JOB
Show all lines holding "title".

:: RECORD SET ::

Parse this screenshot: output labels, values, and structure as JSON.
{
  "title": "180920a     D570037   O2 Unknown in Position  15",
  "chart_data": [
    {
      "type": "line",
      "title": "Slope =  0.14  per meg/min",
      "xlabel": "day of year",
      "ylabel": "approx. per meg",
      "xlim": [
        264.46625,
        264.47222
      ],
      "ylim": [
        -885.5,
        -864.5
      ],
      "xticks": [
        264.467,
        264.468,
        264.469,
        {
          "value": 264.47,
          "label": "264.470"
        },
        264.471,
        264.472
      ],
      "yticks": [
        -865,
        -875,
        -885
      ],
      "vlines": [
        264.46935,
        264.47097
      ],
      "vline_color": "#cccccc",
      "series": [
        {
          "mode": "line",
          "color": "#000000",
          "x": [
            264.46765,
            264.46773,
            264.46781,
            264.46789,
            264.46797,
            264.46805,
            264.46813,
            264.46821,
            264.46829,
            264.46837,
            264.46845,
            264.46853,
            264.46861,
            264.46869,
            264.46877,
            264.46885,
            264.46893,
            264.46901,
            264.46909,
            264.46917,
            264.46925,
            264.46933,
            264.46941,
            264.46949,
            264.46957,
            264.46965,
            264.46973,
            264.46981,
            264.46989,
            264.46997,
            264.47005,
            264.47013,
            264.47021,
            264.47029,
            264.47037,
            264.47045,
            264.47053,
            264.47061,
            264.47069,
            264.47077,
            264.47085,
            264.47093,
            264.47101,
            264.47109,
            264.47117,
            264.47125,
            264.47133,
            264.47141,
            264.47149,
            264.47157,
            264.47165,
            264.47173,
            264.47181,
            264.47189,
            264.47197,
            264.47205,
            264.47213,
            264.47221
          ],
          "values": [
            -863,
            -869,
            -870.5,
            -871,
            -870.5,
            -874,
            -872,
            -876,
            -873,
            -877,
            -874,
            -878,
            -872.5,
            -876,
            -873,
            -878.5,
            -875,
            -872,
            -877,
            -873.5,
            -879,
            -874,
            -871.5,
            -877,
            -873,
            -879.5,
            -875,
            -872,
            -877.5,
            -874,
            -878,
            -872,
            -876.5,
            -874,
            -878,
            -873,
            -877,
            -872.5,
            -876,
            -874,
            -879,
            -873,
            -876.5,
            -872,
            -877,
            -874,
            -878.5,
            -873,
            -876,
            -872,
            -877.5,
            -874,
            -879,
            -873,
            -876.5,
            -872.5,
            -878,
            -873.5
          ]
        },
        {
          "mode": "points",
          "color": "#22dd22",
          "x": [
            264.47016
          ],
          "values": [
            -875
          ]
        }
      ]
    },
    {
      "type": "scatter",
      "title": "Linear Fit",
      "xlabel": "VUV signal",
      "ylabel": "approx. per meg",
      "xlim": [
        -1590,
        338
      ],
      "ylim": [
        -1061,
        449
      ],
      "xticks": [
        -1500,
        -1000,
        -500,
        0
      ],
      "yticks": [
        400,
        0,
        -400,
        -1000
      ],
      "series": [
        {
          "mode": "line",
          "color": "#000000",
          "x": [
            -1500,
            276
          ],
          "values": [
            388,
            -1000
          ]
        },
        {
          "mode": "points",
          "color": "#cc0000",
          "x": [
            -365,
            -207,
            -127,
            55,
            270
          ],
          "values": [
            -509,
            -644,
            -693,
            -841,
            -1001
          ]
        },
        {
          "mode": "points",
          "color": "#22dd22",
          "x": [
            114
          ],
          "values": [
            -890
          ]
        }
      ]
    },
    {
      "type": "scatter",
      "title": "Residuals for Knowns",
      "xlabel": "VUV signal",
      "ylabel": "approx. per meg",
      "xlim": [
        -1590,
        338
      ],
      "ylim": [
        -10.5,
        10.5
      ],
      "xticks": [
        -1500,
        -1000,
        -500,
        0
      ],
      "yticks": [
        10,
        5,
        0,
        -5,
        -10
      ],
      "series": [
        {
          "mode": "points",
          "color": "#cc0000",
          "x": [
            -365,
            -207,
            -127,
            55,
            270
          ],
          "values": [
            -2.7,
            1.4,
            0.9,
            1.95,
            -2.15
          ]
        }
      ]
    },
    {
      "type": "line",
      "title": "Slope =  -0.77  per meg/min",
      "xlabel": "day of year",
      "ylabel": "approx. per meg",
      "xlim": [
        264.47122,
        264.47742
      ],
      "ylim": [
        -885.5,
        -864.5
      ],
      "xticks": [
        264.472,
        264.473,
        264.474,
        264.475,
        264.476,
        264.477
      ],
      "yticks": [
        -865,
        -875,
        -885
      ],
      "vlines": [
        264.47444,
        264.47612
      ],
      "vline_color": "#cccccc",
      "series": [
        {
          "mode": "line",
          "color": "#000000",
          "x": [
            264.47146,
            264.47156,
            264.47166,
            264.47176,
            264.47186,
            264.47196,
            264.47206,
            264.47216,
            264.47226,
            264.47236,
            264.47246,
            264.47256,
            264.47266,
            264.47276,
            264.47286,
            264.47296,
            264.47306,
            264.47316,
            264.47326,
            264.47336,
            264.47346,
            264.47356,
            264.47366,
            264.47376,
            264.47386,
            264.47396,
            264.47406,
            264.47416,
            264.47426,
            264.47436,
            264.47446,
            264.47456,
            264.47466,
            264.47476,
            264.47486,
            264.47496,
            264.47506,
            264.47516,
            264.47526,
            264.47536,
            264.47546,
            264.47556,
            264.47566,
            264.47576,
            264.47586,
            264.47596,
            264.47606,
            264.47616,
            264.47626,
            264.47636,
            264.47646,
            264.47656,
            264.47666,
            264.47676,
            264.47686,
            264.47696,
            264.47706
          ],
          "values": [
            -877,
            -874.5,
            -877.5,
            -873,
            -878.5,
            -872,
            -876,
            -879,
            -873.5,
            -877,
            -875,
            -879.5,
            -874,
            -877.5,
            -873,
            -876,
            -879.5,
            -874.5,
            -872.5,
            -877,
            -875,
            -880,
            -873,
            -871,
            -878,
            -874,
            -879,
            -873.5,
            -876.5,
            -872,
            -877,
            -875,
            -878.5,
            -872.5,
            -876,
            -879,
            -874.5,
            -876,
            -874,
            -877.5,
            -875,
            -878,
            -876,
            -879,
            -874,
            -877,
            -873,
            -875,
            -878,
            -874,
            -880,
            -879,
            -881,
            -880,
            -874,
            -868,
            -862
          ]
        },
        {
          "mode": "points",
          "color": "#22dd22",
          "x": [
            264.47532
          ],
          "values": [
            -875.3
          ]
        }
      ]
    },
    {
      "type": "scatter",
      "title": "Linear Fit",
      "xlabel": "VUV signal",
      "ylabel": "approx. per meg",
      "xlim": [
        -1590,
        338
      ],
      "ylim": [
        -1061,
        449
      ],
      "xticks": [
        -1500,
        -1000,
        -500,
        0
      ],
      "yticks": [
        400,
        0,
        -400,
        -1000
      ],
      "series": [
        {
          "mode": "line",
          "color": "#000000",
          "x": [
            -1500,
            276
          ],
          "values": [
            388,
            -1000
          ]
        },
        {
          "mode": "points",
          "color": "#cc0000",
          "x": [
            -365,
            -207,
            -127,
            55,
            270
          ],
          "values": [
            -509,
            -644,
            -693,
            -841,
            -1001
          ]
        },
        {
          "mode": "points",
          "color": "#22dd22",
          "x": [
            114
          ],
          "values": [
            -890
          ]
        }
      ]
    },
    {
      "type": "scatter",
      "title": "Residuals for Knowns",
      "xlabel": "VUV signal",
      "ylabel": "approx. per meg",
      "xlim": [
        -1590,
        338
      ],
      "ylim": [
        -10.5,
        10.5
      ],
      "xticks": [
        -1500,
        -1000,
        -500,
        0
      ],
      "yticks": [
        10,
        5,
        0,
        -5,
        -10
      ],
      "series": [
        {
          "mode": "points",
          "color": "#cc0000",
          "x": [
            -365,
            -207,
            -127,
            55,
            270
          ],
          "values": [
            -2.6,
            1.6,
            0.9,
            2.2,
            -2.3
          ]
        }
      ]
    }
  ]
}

:::

WRITTEN SOLUTION
  "title": "180920a     D570037   O2 Unknown in Position  15",
      "title": "Slope =  0.14  per meg/min",
      "title": "Linear Fit",
      "title": "Residuals for Knowns",
      "title": "Slope =  -0.77  per meg/min",
      "title": "Linear Fit",
      "title": "Residuals for Knowns",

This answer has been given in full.